--- EXERCISE ---
All lines in which the word "JSON" occurs are to be extracted.

--- RECORDS FOR PROCESSING ---
· · · ·

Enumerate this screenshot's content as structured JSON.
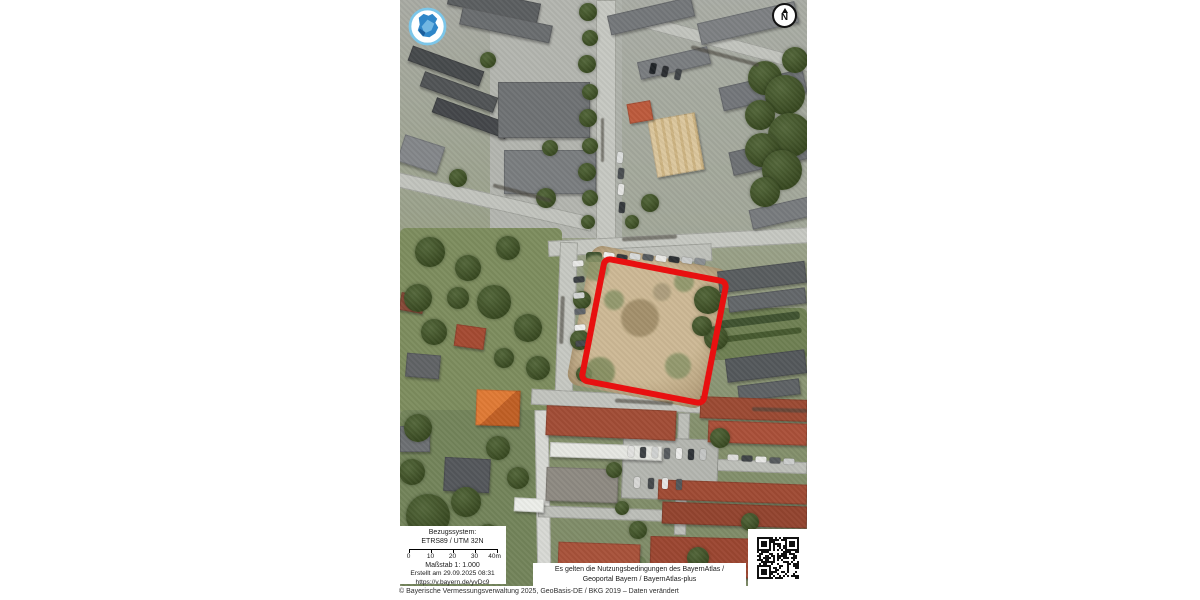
{
  "map": {
    "north_label": "N",
    "icons": {
      "logo": "bayernatlas-bavaria-logo",
      "north": "north-arrow",
      "qr": "qr-code"
    },
    "colors": {
      "parcel_outline": "#e81010",
      "logo_blue": "#2f86c8",
      "logo_ring": "#7cc6e9"
    }
  },
  "scale_box": {
    "ref_system_label": "Bezugssystem:",
    "ref_system_value": "ETRS89 / UTM 32N",
    "ticks": [
      "0",
      "10",
      "20",
      "30",
      "40m"
    ],
    "scale_label": "Maßstab 1: 1.000",
    "created_label": "Erstellt am 29.09.2025 08:31",
    "short_url": "https://v.bayern.de/yvDc9"
  },
  "disclaimer": {
    "line1": "Es gelten die Nutzungsbedingungen des BayernAtlas /",
    "line2": "Geoportal Bayern / BayernAtlas-plus"
  },
  "footer": {
    "copyright": "© Bayerische Vermessungsverwaltung 2025, GeoBasis-DE / BKG 2019 – Daten verändert"
  }
}
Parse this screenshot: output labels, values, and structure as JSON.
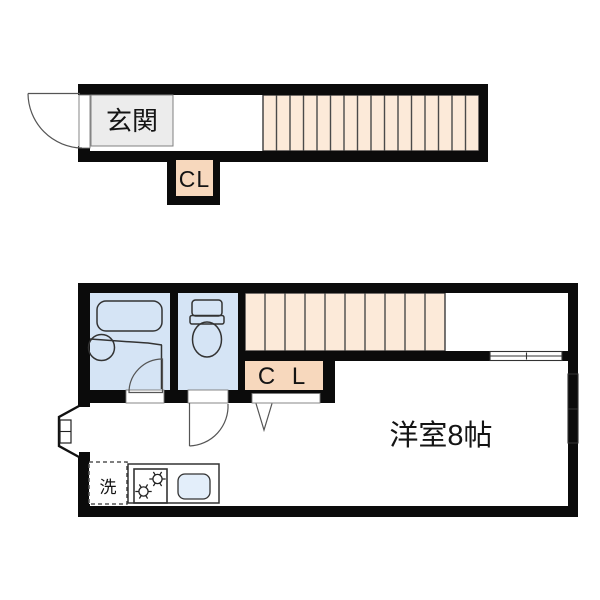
{
  "colors": {
    "wall": "#0b0b0b",
    "stairs": "#fcead9",
    "closet": "#f7d8bd",
    "wet_room": "#d5e4f5",
    "fixture": "#dce9f7",
    "kitchen": "#cfe0f2",
    "sink": "#e3eefa",
    "genkan": "#ececec"
  },
  "floor1": {
    "entrance_label": "玄関",
    "closet_label": "CL"
  },
  "floor2": {
    "closet_label": "C L",
    "room_label": "洋室8帖",
    "laundry_label": "洗"
  }
}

· · · ·

--- FULL ANSWER ---
Enumerate this screenshot's content as structured JSON.
Parse this screenshot: output labels, values, and structure as JSON.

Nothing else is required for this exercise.